_What to do_.
Each line that includes the string "AppData" counts once; give the total and nothing else.

A run of records:
▬▬▬▬▬▬

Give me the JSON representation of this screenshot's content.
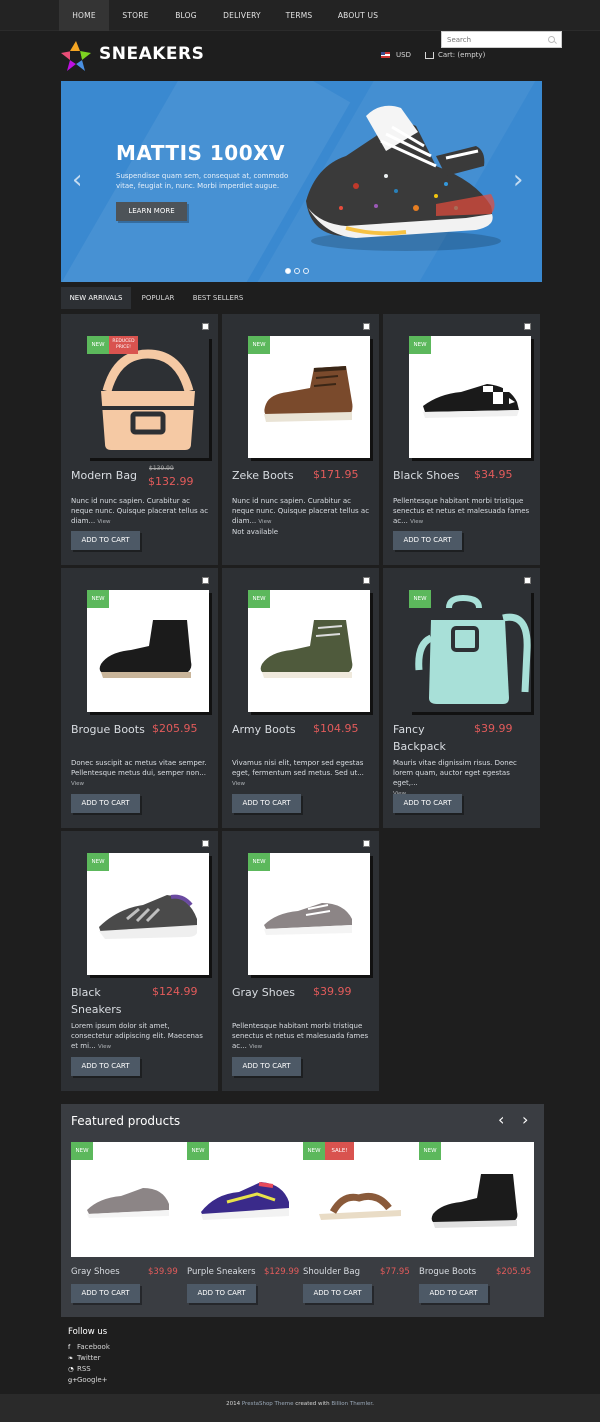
{
  "nav": {
    "items": [
      {
        "label": "HOME",
        "active": true
      },
      {
        "label": "STORE"
      },
      {
        "label": "BLOG"
      },
      {
        "label": "DELIVERY"
      },
      {
        "label": "TERMS"
      },
      {
        "label": "ABOUT US"
      }
    ]
  },
  "header": {
    "logo_text": "SNEAKERS",
    "search_placeholder": "Search",
    "currency": "USD",
    "cart_label": "Cart: (empty)"
  },
  "hero": {
    "title": "MATTIS 100XV",
    "description": "Suspendisse quam sem, consequat at, commodo vitae, feugiat in, nunc. Morbi imperdiet augue.",
    "button": "LEARN MORE",
    "prev_icon": "‹",
    "next_icon": "›",
    "slide_count": 3,
    "active_slide": 1
  },
  "tabs": [
    "NEW ARRIVALS",
    "POPULAR",
    "BEST SELLERS"
  ],
  "badges": {
    "new": "NEW",
    "reduced": "REDUCED PRICE!",
    "sale": "SALE!"
  },
  "products": [
    {
      "name": "Modern Bag",
      "old_price": "$139.99",
      "price": "$132.99",
      "desc": "Nunc id nunc sapien. Curabitur ac neque nunc. Quisque placerat tellus ac diam...",
      "view": "View",
      "button": "ADD TO CART"
    },
    {
      "name": "Zeke Boots",
      "price": "$171.95",
      "desc": "Nunc id nunc sapien. Curabitur ac neque nunc. Quisque placerat tellus ac diam...",
      "view": "View",
      "availability": "Not available",
      "button": "ADD TO CART"
    },
    {
      "name": "Black Shoes",
      "price": "$34.95",
      "desc": "Pellentesque habitant morbi tristique senectus et netus et malesuada fames ac...",
      "view": "View",
      "button": "ADD TO CART"
    },
    {
      "name": "Brogue Boots",
      "price": "$205.95",
      "desc": "Donec suscipit ac metus vitae semper. Pellentesque metus dui, semper non...",
      "view": "View",
      "button": "ADD TO CART"
    },
    {
      "name": "Army Boots",
      "price": "$104.95",
      "desc": "Vivamus nisi elit, tempor sed egestas eget, fermentum sed metus. Sed ut...",
      "view": "View",
      "button": "ADD TO CART"
    },
    {
      "name": "Fancy Backpack",
      "price": "$39.99",
      "desc": "Mauris vitae dignissim risus. Donec lorem quam, auctor eget egestas eget,...",
      "view": "View",
      "button": "ADD TO CART"
    },
    {
      "name": "Black Sneakers",
      "price": "$124.99",
      "desc": "Lorem ipsum dolor sit amet, consectetur adipiscing elit. Maecenas et mi...",
      "view": "View",
      "button": "ADD TO CART"
    },
    {
      "name": "Gray Shoes",
      "price": "$39.99",
      "desc": "Pellentesque habitant morbi tristique senectus et netus et malesuada fames ac...",
      "view": "View",
      "button": "ADD TO CART"
    }
  ],
  "featured": {
    "title": "Featured products",
    "prev_icon": "‹",
    "next_icon": "›",
    "items": [
      {
        "name": "Gray Shoes",
        "price": "$39.99",
        "button": "ADD TO CART"
      },
      {
        "name": "Purple Sneakers",
        "price": "$129.99",
        "button": "ADD TO CART"
      },
      {
        "name": "Shoulder Bag",
        "price": "$77.95",
        "button": "ADD TO CART"
      },
      {
        "name": "Brogue Boots",
        "price": "$205.95",
        "button": "ADD TO CART"
      }
    ]
  },
  "follow": {
    "title": "Follow us",
    "links": [
      {
        "label": "Facebook",
        "icon": "f"
      },
      {
        "label": "Twitter",
        "icon": "❧"
      },
      {
        "label": "RSS",
        "icon": "◔"
      },
      {
        "label": "Google+",
        "icon": "g+"
      }
    ]
  },
  "footer": {
    "year": "2014",
    "theme_link": "PrestaShop Theme",
    "created_with": "created with",
    "author_link": "Billion Themler",
    "period": "."
  }
}
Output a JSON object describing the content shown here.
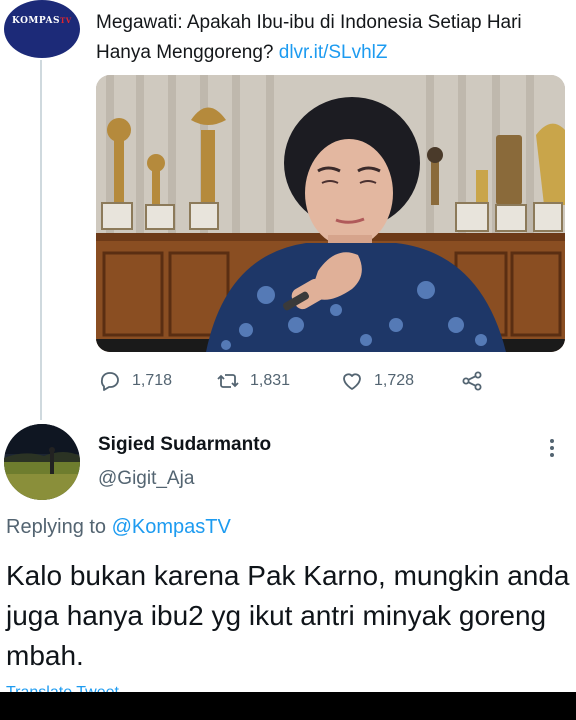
{
  "original_tweet": {
    "account_avatar_logo": "KOMPAS",
    "account_avatar_logo_suffix": "TV",
    "text": "Megawati: Apakah Ibu-ibu di Indonesia Setiap Hari Hanya Menggoreng?",
    "link": "dlvr.it/SLvhlZ",
    "media_icon": "video-thumbnail",
    "actions": {
      "reply_count": "1,718",
      "retweet_count": "1,831",
      "like_count": "1,728",
      "reply_icon": "reply-icon",
      "retweet_icon": "retweet-icon",
      "like_icon": "heart-icon",
      "share_icon": "share-icon"
    }
  },
  "reply_tweet": {
    "display_name": "Sigied Sudarmanto",
    "handle": "@Gigit_Aja",
    "replying_prefix": "Replying to",
    "replying_to": "@KompasTV",
    "text": "Kalo bukan karena Pak Karno, mungkin anda juga hanya ibu2 yg ikut antri minyak goreng mbah.",
    "translate_label": "Translate Tweet"
  },
  "colors": {
    "accent": "#1d9bf0",
    "text_primary": "#0f1419",
    "text_secondary": "#536471",
    "kompas_blue": "#1c2a78"
  }
}
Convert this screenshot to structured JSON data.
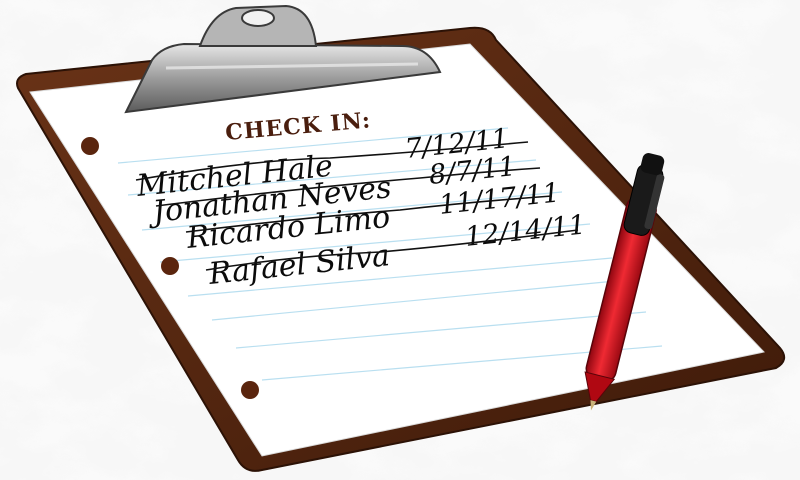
{
  "clipboard": {
    "heading": "CHECK IN:",
    "entries": [
      {
        "name": "Mitchel Hale",
        "date": "7/12/11"
      },
      {
        "name": "Jonathan Neves",
        "date": "8/7/11"
      },
      {
        "name": "Ricardo Limo",
        "date": "11/17/11"
      },
      {
        "name": "Rafael Silva",
        "date": "12/14/11"
      }
    ]
  },
  "colors": {
    "board": "#5a2a12",
    "board_edge": "#3b1a0a",
    "paper": "#ffffff",
    "rule_line": "#b9dff0",
    "ink": "#0b0b0b",
    "heading": "#4a1e0e",
    "pen_body": "#d0101e",
    "pen_cap": "#1a1a1a",
    "clip_metal": "#a9a9a9",
    "marble": "#e9e9e9"
  },
  "icons": {
    "clip": "binder-clip-icon",
    "pen": "pen-icon",
    "holes": "punch-hole-icon"
  }
}
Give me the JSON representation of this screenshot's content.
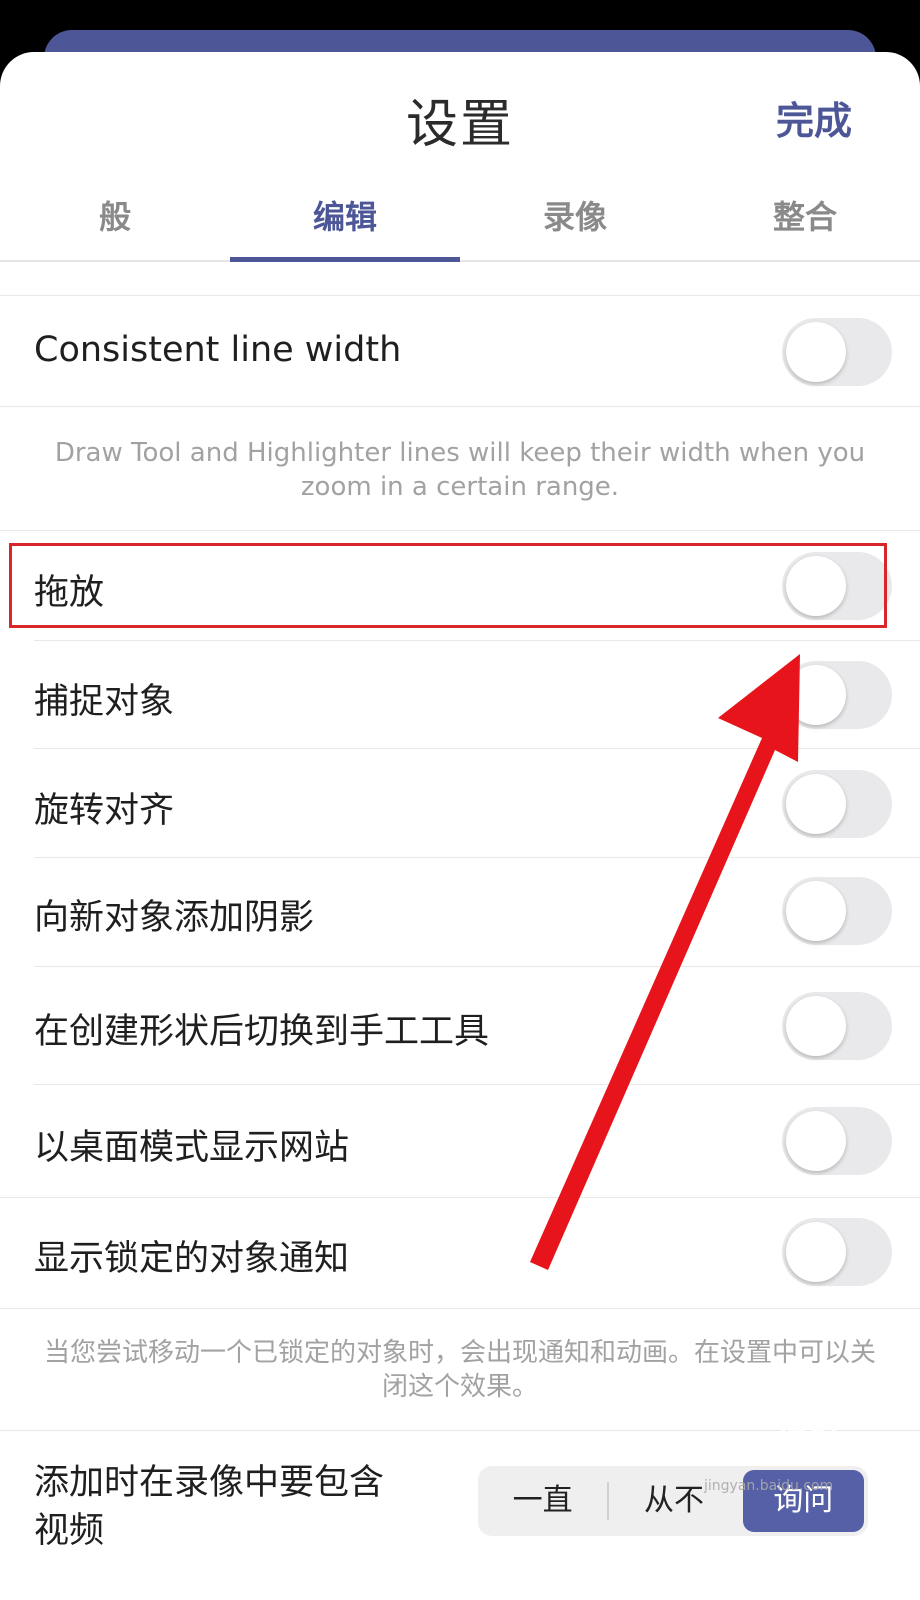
{
  "header": {
    "title": "设置",
    "done_label": "完成"
  },
  "tabs": [
    {
      "label": "般",
      "active": false
    },
    {
      "label": "编辑",
      "active": true
    },
    {
      "label": "录像",
      "active": false
    },
    {
      "label": "整合",
      "active": false
    }
  ],
  "settings": {
    "consistent_line_width": {
      "label": "Consistent line width",
      "on": false
    },
    "consistent_line_width_note": "Draw Tool and Highlighter lines will keep their width when you zoom in a certain range.",
    "drag_drop": {
      "label": "拖放",
      "on": false
    },
    "snap_objects": {
      "label": "捕捉对象",
      "on": false
    },
    "rotate_align": {
      "label": "旋转对齐",
      "on": false
    },
    "shadow_new_objects": {
      "label": "向新对象添加阴影",
      "on": false
    },
    "switch_to_hand_tool": {
      "label": "在创建形状后切换到手工工具",
      "on": false
    },
    "desktop_mode_sites": {
      "label": "以桌面模式显示网站",
      "on": false
    },
    "locked_object_notice": {
      "label": "显示锁定的对象通知",
      "on": false
    },
    "locked_object_note": "当您尝试移动一个已锁定的对象时，会出现通知和动画。在设置中可以关闭这个效果。",
    "include_video": {
      "label_line1": "添加时在录像中要包含",
      "label_line2": "视频",
      "options": [
        "一直",
        "从不",
        "询问"
      ],
      "selected": "询问"
    }
  },
  "annotation": {
    "highlight_color": "#d8262d",
    "arrow_color": "#e8141c"
  },
  "watermark": {
    "text": "Bai 经验",
    "sub": "jingyan.baidu.com"
  },
  "colors": {
    "accent": "#4d5797",
    "switch_off": "#e9e9eb",
    "background": "#ffffff"
  }
}
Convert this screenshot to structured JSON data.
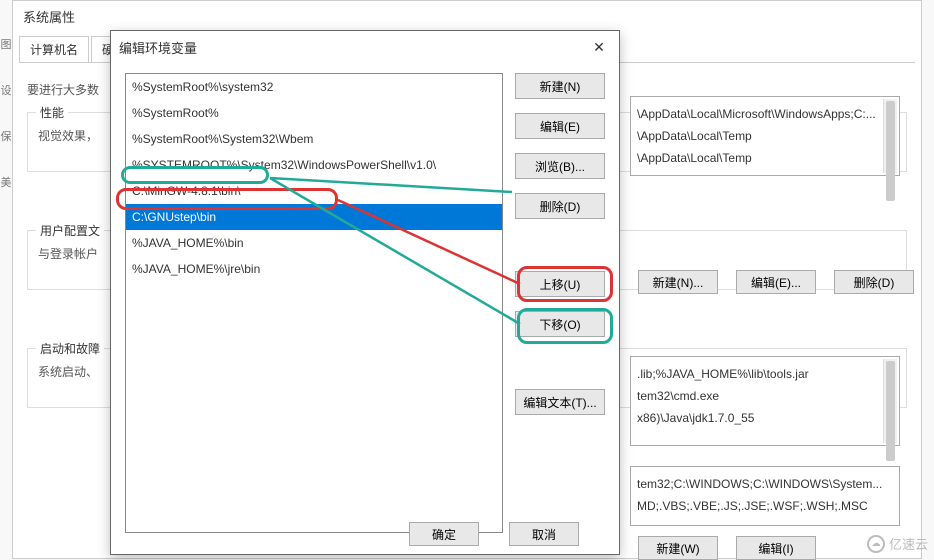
{
  "bg": {
    "title": "系统属性",
    "tabs": [
      "计算机名",
      "硬件"
    ],
    "body_prefix": "要进行大多数",
    "group_perf": {
      "label": "性能",
      "line": "视觉效果，"
    },
    "group_user": {
      "label": "用户配置文",
      "line": "与登录帐户"
    },
    "group_boot": {
      "label": "启动和故障",
      "line": "系统启动、"
    }
  },
  "right": {
    "list1": [
      "\\AppData\\Local\\Microsoft\\WindowsApps;C:...",
      "\\AppData\\Local\\Temp",
      "\\AppData\\Local\\Temp"
    ],
    "btns1": [
      "新建(N)...",
      "编辑(E)...",
      "删除(D)"
    ],
    "list2": [
      ".lib;%JAVA_HOME%\\lib\\tools.jar",
      "tem32\\cmd.exe",
      "x86)\\Java\\jdk1.7.0_55"
    ],
    "list3": [
      "tem32;C:\\WINDOWS;C:\\WINDOWS\\System...",
      "MD;.VBS;.VBE;.JS;.JSE;.WSF;.WSH;.MSC"
    ],
    "btns2": [
      "新建(W)",
      "编辑(I)"
    ]
  },
  "dialog": {
    "title": "编辑环境变量",
    "close_icon": "✕",
    "rows": [
      "%SystemRoot%\\system32",
      "%SystemRoot%",
      "%SystemRoot%\\System32\\Wbem",
      "%SYSTEMROOT%\\System32\\WindowsPowerShell\\v1.0\\",
      "C:\\MinGW-4.8.1\\bin\\",
      "C:\\GNUstep\\bin",
      "%JAVA_HOME%\\bin",
      "%JAVA_HOME%\\jre\\bin"
    ],
    "selected_index": 5,
    "buttons": {
      "new": "新建(N)",
      "edit": "编辑(E)",
      "browse": "浏览(B)...",
      "delete": "删除(D)",
      "up": "上移(U)",
      "down": "下移(O)",
      "edit_text": "编辑文本(T)..."
    },
    "ok": "确定",
    "cancel": "取消"
  },
  "watermark": "亿速云"
}
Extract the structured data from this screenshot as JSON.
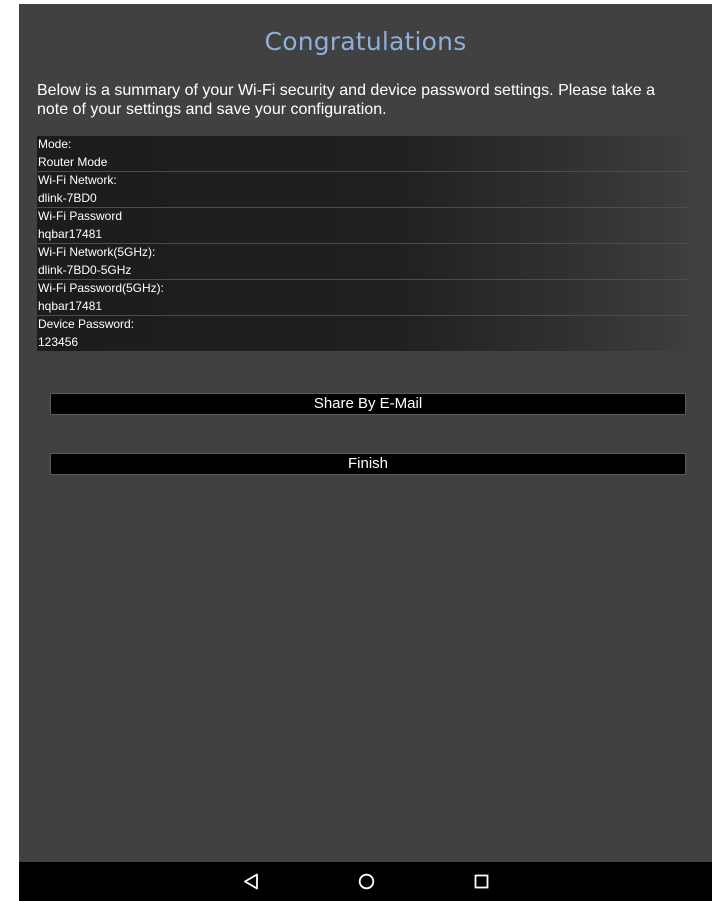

▬▬▬▬▬▬

_Answer to this problem_.
3